## START The input
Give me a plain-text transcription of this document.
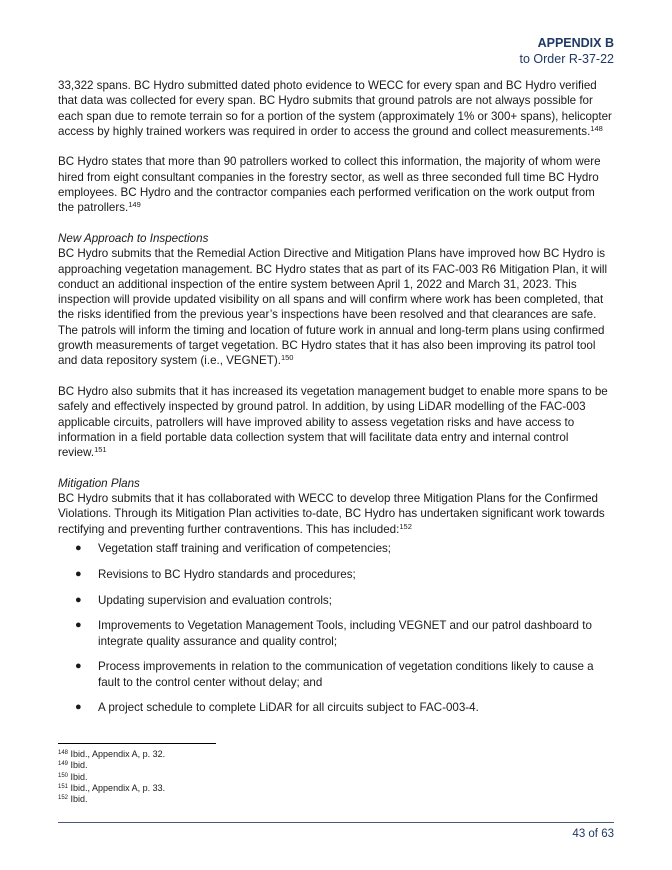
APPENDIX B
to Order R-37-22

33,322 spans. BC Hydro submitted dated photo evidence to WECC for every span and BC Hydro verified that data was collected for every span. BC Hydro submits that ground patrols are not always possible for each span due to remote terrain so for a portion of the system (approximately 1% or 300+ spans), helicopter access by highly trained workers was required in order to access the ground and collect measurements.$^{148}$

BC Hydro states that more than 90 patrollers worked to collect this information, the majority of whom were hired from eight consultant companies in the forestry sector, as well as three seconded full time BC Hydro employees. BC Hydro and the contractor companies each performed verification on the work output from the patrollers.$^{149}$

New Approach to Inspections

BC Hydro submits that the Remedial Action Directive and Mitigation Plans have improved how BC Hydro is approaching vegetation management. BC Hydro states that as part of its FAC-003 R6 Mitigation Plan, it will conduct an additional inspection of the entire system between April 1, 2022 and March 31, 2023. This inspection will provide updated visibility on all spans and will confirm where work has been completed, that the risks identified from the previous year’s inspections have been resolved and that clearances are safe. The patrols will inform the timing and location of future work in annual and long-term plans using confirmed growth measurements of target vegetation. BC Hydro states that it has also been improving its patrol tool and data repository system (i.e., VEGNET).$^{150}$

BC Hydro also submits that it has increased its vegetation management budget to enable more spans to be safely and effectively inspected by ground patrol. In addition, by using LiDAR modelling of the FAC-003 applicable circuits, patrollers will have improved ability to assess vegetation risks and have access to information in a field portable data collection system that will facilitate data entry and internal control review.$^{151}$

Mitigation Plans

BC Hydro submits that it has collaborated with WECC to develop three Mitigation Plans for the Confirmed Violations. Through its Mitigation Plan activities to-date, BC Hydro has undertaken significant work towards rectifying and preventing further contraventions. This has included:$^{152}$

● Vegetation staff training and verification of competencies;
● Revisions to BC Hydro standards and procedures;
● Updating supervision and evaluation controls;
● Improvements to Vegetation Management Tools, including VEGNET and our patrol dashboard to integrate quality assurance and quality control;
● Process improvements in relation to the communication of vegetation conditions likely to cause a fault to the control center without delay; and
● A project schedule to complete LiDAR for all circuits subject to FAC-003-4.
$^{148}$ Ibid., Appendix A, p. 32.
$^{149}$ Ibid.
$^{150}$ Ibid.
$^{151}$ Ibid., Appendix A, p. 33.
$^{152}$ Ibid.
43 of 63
## END The input
In the material above, find each line that contains the word "Ibid", and select it.

> **Solution to this task**
$^{148}$ Ibid., Appendix A, p. 32.
$^{149}$ Ibid.
$^{150}$ Ibid.
$^{151}$ Ibid., Appendix A, p. 33.
$^{152}$ Ibid.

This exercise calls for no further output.